> _Material for the task_
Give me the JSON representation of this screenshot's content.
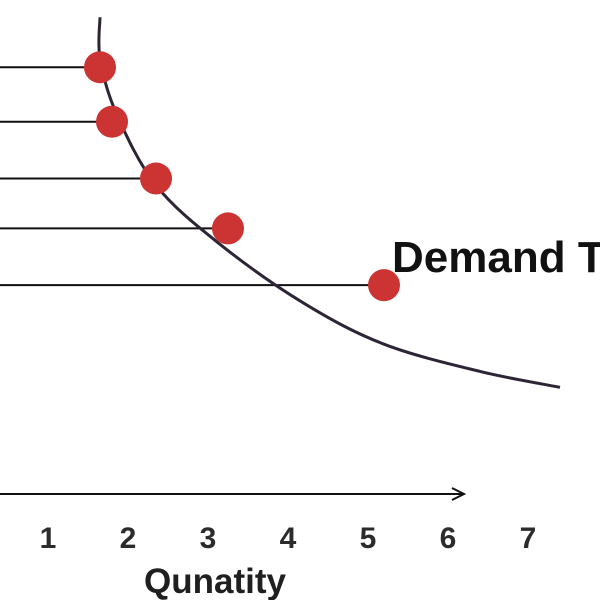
{
  "chart_data": {
    "type": "line",
    "title": "Demand T",
    "xlabel": "Qunatity",
    "ylabel": "",
    "x_ticks": [
      "1",
      "2",
      "3",
      "4",
      "5",
      "6",
      "7"
    ],
    "xlim": [
      0.4,
      7.9
    ],
    "ylim": [
      0,
      10
    ],
    "grid": false,
    "legend": "none",
    "series": [
      {
        "curve": [
          {
            "x": 1.65,
            "y": 10.5
          },
          {
            "x": 1.65,
            "y": 9.6
          },
          {
            "x": 1.85,
            "y": 8.4
          },
          {
            "x": 2.35,
            "y": 6.8
          },
          {
            "x": 3.15,
            "y": 5.5
          },
          {
            "x": 4.2,
            "y": 4.2
          },
          {
            "x": 5.2,
            "y": 3.3
          },
          {
            "x": 6.4,
            "y": 2.7
          },
          {
            "x": 7.4,
            "y": 2.35
          }
        ],
        "points": [
          {
            "x": 1.65,
            "y": 9.4
          },
          {
            "x": 1.8,
            "y": 8.2
          },
          {
            "x": 2.35,
            "y": 6.95
          },
          {
            "x": 3.25,
            "y": 5.85
          },
          {
            "x": 5.2,
            "y": 4.6
          }
        ]
      }
    ],
    "colors": {
      "curve": "#2d2535",
      "point": "#cc3333",
      "axis": "#111111",
      "guide": "#111111"
    }
  }
}
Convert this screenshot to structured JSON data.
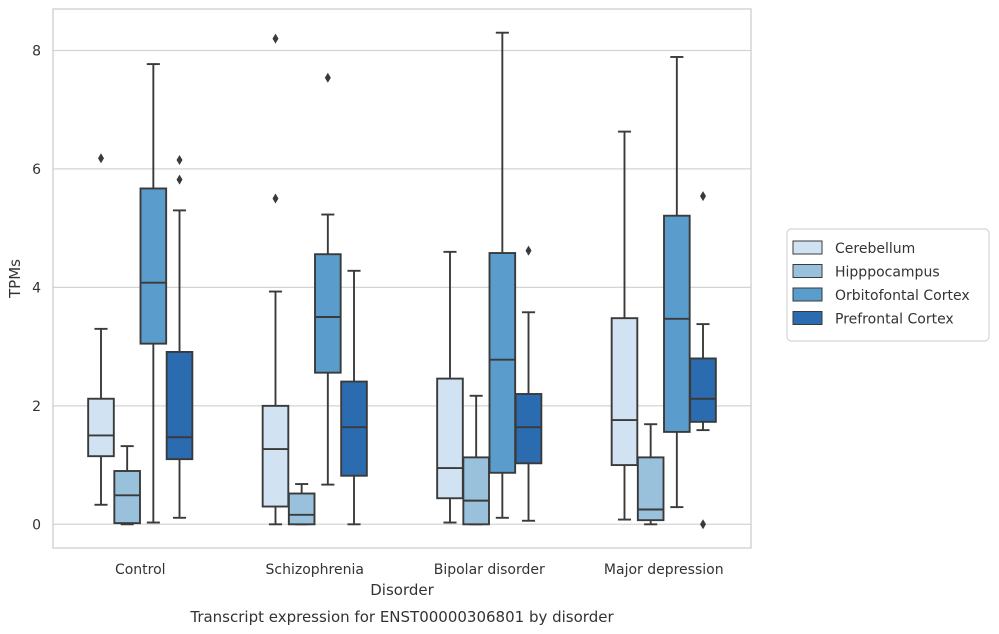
{
  "chart_data": {
    "type": "box",
    "caption": "Transcript expression for ENST00000306801 by disorder",
    "xlabel": "Disorder",
    "ylabel": "TPMs",
    "ylim": [
      -0.4,
      8.7
    ],
    "yticks": [
      0,
      2,
      4,
      6,
      8
    ],
    "grid": "horizontal",
    "legend_position": "right",
    "categories": [
      "Control",
      "Schizophrenia",
      "Bipolar disorder",
      "Major depression"
    ],
    "series": [
      {
        "name": "Cerebellum",
        "color": "#d1e2f2",
        "boxes": [
          {
            "whislo": 0.33,
            "q1": 1.15,
            "med": 1.5,
            "q3": 2.12,
            "whishi": 3.3,
            "fliers": [
              6.18
            ]
          },
          {
            "whislo": 0.0,
            "q1": 0.3,
            "med": 1.27,
            "q3": 2.0,
            "whishi": 3.93,
            "fliers": [
              5.5,
              8.2
            ]
          },
          {
            "whislo": 0.03,
            "q1": 0.44,
            "med": 0.95,
            "q3": 2.46,
            "whishi": 4.6,
            "fliers": []
          },
          {
            "whislo": 0.08,
            "q1": 1.0,
            "med": 1.76,
            "q3": 3.48,
            "whishi": 6.63,
            "fliers": []
          }
        ]
      },
      {
        "name": "Hipppocampus",
        "color": "#9ac1dc",
        "boxes": [
          {
            "whislo": 0.0,
            "q1": 0.02,
            "med": 0.49,
            "q3": 0.9,
            "whishi": 1.32,
            "fliers": []
          },
          {
            "whislo": 0.0,
            "q1": 0.0,
            "med": 0.16,
            "q3": 0.52,
            "whishi": 0.68,
            "fliers": []
          },
          {
            "whislo": 0.0,
            "q1": 0.0,
            "med": 0.4,
            "q3": 1.13,
            "whishi": 2.17,
            "fliers": []
          },
          {
            "whislo": 0.0,
            "q1": 0.07,
            "med": 0.25,
            "q3": 1.13,
            "whishi": 1.69,
            "fliers": []
          }
        ]
      },
      {
        "name": "Orbitofontal Cortex",
        "color": "#5a9dcc",
        "boxes": [
          {
            "whislo": 0.03,
            "q1": 3.05,
            "med": 4.08,
            "q3": 5.67,
            "whishi": 7.77,
            "fliers": []
          },
          {
            "whislo": 0.67,
            "q1": 2.56,
            "med": 3.5,
            "q3": 4.56,
            "whishi": 5.23,
            "fliers": [
              7.54
            ]
          },
          {
            "whislo": 0.11,
            "q1": 0.87,
            "med": 2.78,
            "q3": 4.58,
            "whishi": 8.3,
            "fliers": []
          },
          {
            "whislo": 0.29,
            "q1": 1.56,
            "med": 3.47,
            "q3": 5.21,
            "whishi": 7.89,
            "fliers": []
          }
        ]
      },
      {
        "name": "Prefrontal Cortex",
        "color": "#2b6cb0",
        "boxes": [
          {
            "whislo": 0.11,
            "q1": 1.1,
            "med": 1.47,
            "q3": 2.91,
            "whishi": 5.3,
            "fliers": [
              5.82,
              6.15
            ]
          },
          {
            "whislo": 0.0,
            "q1": 0.82,
            "med": 1.64,
            "q3": 2.41,
            "whishi": 4.28,
            "fliers": []
          },
          {
            "whislo": 0.06,
            "q1": 1.03,
            "med": 1.64,
            "q3": 2.2,
            "whishi": 3.58,
            "fliers": [
              4.62
            ]
          },
          {
            "whislo": 1.59,
            "q1": 1.73,
            "med": 2.12,
            "q3": 2.8,
            "whishi": 3.38,
            "fliers": [
              0.0,
              5.54
            ]
          }
        ]
      }
    ]
  }
}
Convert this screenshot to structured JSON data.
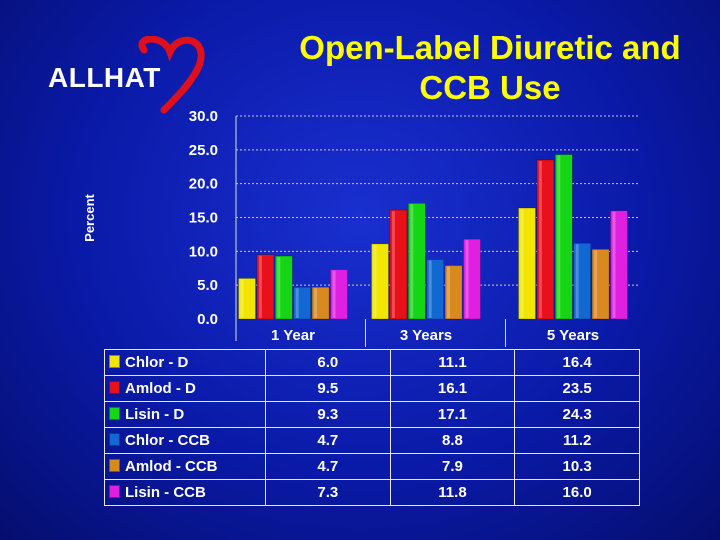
{
  "logo": {
    "text": "ALLHAT",
    "heart_color": "#e0101a",
    "icon": "heart-icon"
  },
  "title": {
    "line1": "Open-Label Diuretic and",
    "line2": "CCB Use"
  },
  "colors": {
    "title": "#ffff00",
    "grid": "#c8c8c8",
    "text": "#ffffff"
  },
  "chart_data": {
    "type": "bar",
    "title": "Open-Label Diuretic and CCB Use",
    "xlabel": "",
    "ylabel": "Percent",
    "ylim": [
      0,
      30
    ],
    "yticks": [
      "0.0",
      "5.0",
      "10.0",
      "15.0",
      "20.0",
      "25.0",
      "30.0"
    ],
    "grid": true,
    "categories": [
      "1 Year",
      "3 Years",
      "5 Years"
    ],
    "series": [
      {
        "name": "Chlor - D",
        "color": "#f2e600",
        "values": [
          6.0,
          11.1,
          16.4
        ],
        "labels": [
          "6.0",
          "11.1",
          "16.4"
        ]
      },
      {
        "name": "Amlod - D",
        "color": "#e8101a",
        "values": [
          9.5,
          16.1,
          23.5
        ],
        "labels": [
          "9.5",
          "16.1",
          "23.5"
        ]
      },
      {
        "name": "Lisin - D",
        "color": "#14d614",
        "values": [
          9.3,
          17.1,
          24.3
        ],
        "labels": [
          "9.3",
          "17.1",
          "24.3"
        ]
      },
      {
        "name": "Chlor - CCB",
        "color": "#1068d0",
        "values": [
          4.7,
          8.8,
          11.2
        ],
        "labels": [
          "4.7",
          "8.8",
          "11.2"
        ]
      },
      {
        "name": "Amlod - CCB",
        "color": "#d88a1e",
        "values": [
          4.7,
          7.9,
          10.3
        ],
        "labels": [
          "4.7",
          "7.9",
          "10.3"
        ]
      },
      {
        "name": "Lisin - CCB",
        "color": "#e020e0",
        "values": [
          7.3,
          11.8,
          16.0
        ],
        "labels": [
          "7.3",
          "11.8",
          "16.0"
        ]
      }
    ]
  }
}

> _Task statement_
Leaving aside the images, write out the entries above word for word.

> _Answer in full_
Give me the JSON representation of this screenshot's content.
{
  "chart_data": {
    "type": "line",
    "title": "Demand T",
    "xlabel": "Qunatity",
    "ylabel": "",
    "x_ticks": [
      "1",
      "2",
      "3",
      "4",
      "5",
      "6",
      "7"
    ],
    "xlim": [
      0.4,
      7.9
    ],
    "ylim": [
      0,
      10
    ],
    "grid": false,
    "legend": "none",
    "series": [
      {
        "curve": [
          {
            "x": 1.65,
            "y": 10.5
          },
          {
            "x": 1.65,
            "y": 9.6
          },
          {
            "x": 1.85,
            "y": 8.4
          },
          {
            "x": 2.35,
            "y": 6.8
          },
          {
            "x": 3.15,
            "y": 5.5
          },
          {
            "x": 4.2,
            "y": 4.2
          },
          {
            "x": 5.2,
            "y": 3.3
          },
          {
            "x": 6.4,
            "y": 2.7
          },
          {
            "x": 7.4,
            "y": 2.35
          }
        ],
        "points": [
          {
            "x": 1.65,
            "y": 9.4
          },
          {
            "x": 1.8,
            "y": 8.2
          },
          {
            "x": 2.35,
            "y": 6.95
          },
          {
            "x": 3.25,
            "y": 5.85
          },
          {
            "x": 5.2,
            "y": 4.6
          }
        ]
      }
    ],
    "colors": {
      "curve": "#2d2535",
      "point": "#cc3333",
      "axis": "#111111",
      "guide": "#111111"
    }
  }
}
Convert this screenshot to structured JSON data.
{
  "chart_data": {
    "type": "box",
    "caption": "Transcript expression for ENST00000306801 by disorder",
    "xlabel": "Disorder",
    "ylabel": "TPMs",
    "ylim": [
      -0.4,
      8.7
    ],
    "yticks": [
      0,
      2,
      4,
      6,
      8
    ],
    "grid": "horizontal",
    "legend_position": "right",
    "categories": [
      "Control",
      "Schizophrenia",
      "Bipolar disorder",
      "Major depression"
    ],
    "series": [
      {
        "name": "Cerebellum",
        "color": "#d1e2f2",
        "boxes": [
          {
            "whislo": 0.33,
            "q1": 1.15,
            "med": 1.5,
            "q3": 2.12,
            "whishi": 3.3,
            "fliers": [
              6.18
            ]
          },
          {
            "whislo": 0.0,
            "q1": 0.3,
            "med": 1.27,
            "q3": 2.0,
            "whishi": 3.93,
            "fliers": [
              5.5,
              8.2
            ]
          },
          {
            "whislo": 0.03,
            "q1": 0.44,
            "med": 0.95,
            "q3": 2.46,
            "whishi": 4.6,
            "fliers": []
          },
          {
            "whislo": 0.08,
            "q1": 1.0,
            "med": 1.76,
            "q3": 3.48,
            "whishi": 6.63,
            "fliers": []
          }
        ]
      },
      {
        "name": "Hipppocampus",
        "color": "#9ac1dc",
        "boxes": [
          {
            "whislo": 0.0,
            "q1": 0.02,
            "med": 0.49,
            "q3": 0.9,
            "whishi": 1.32,
            "fliers": []
          },
          {
            "whislo": 0.0,
            "q1": 0.0,
            "med": 0.16,
            "q3": 0.52,
            "whishi": 0.68,
            "fliers": []
          },
          {
            "whislo": 0.0,
            "q1": 0.0,
            "med": 0.4,
            "q3": 1.13,
            "whishi": 2.17,
            "fliers": []
          },
          {
            "whislo": 0.0,
            "q1": 0.07,
            "med": 0.25,
            "q3": 1.13,
            "whishi": 1.69,
            "fliers": []
          }
        ]
      },
      {
        "name": "Orbitofontal Cortex",
        "color": "#5a9dcc",
        "boxes": [
          {
            "whislo": 0.03,
            "q1": 3.05,
            "med": 4.08,
            "q3": 5.67,
            "whishi": 7.77,
            "fliers": []
          },
          {
            "whislo": 0.67,
            "q1": 2.56,
            "med": 3.5,
            "q3": 4.56,
            "whishi": 5.23,
            "fliers": [
              7.54
            ]
          },
          {
            "whislo": 0.11,
            "q1": 0.87,
            "med": 2.78,
            "q3": 4.58,
            "whishi": 8.3,
            "fliers": []
          },
          {
            "whislo": 0.29,
            "q1": 1.56,
            "med": 3.47,
            "q3": 5.21,
            "whishi": 7.89,
            "fliers": []
          }
        ]
      },
      {
        "name": "Prefrontal Cortex",
        "color": "#2b6cb0",
        "boxes": [
          {
            "whislo": 0.11,
            "q1": 1.1,
            "med": 1.47,
            "q3": 2.91,
            "whishi": 5.3,
            "fliers": [
              5.82,
              6.15
            ]
          },
          {
            "whislo": 0.0,
            "q1": 0.82,
            "med": 1.64,
            "q3": 2.41,
            "whishi": 4.28,
            "fliers": []
          },
          {
            "whislo": 0.06,
            "q1": 1.03,
            "med": 1.64,
            "q3": 2.2,
            "whishi": 3.58,
            "fliers": [
              4.62
            ]
          },
          {
            "whislo": 1.59,
            "q1": 1.73,
            "med": 2.12,
            "q3": 2.8,
            "whishi": 3.38,
            "fliers": [
              0.0,
              5.54
            ]
          }
        ]
      }
    ]
  }
}
Convert this screenshot to structured JSON data.
{
  "logo": {
    "text": "ALLHAT",
    "heart_color": "#e0101a",
    "icon": "heart-icon"
  },
  "title": {
    "line1": "Open-Label Diuretic and",
    "line2": "CCB Use"
  },
  "colors": {
    "title": "#ffff00",
    "grid": "#c8c8c8",
    "text": "#ffffff"
  },
  "chart_data": {
    "type": "bar",
    "title": "Open-Label Diuretic and CCB Use",
    "xlabel": "",
    "ylabel": "Percent",
    "ylim": [
      0,
      30
    ],
    "yticks": [
      "0.0",
      "5.0",
      "10.0",
      "15.0",
      "20.0",
      "25.0",
      "30.0"
    ],
    "grid": true,
    "categories": [
      "1 Year",
      "3 Years",
      "5 Years"
    ],
    "series": [
      {
        "name": "Chlor - D",
        "color": "#f2e600",
        "values": [
          6.0,
          11.1,
          16.4
        ],
        "labels": [
          "6.0",
          "11.1",
          "16.4"
        ]
      },
      {
        "name": "Amlod - D",
        "color": "#e8101a",
        "values": [
          9.5,
          16.1,
          23.5
        ],
        "labels": [
          "9.5",
          "16.1",
          "23.5"
        ]
      },
      {
        "name": "Lisin - D",
        "color": "#14d614",
        "values": [
          9.3,
          17.1,
          24.3
        ],
        "labels": [
          "9.3",
          "17.1",
          "24.3"
        ]
      },
      {
        "name": "Chlor - CCB",
        "color": "#1068d0",
        "values": [
          4.7,
          8.8,
          11.2
        ],
        "labels": [
          "4.7",
          "8.8",
          "11.2"
        ]
      },
      {
        "name": "Amlod - CCB",
        "color": "#d88a1e",
        "values": [
          4.7,
          7.9,
          10.3
        ],
        "labels": [
          "4.7",
          "7.9",
          "10.3"
        ]
      },
      {
        "name": "Lisin - CCB",
        "color": "#e020e0",
        "values": [
          7.3,
          11.8,
          16.0
        ],
        "labels": [
          "7.3",
          "11.8",
          "16.0"
        ]
      }
    ]
  }
}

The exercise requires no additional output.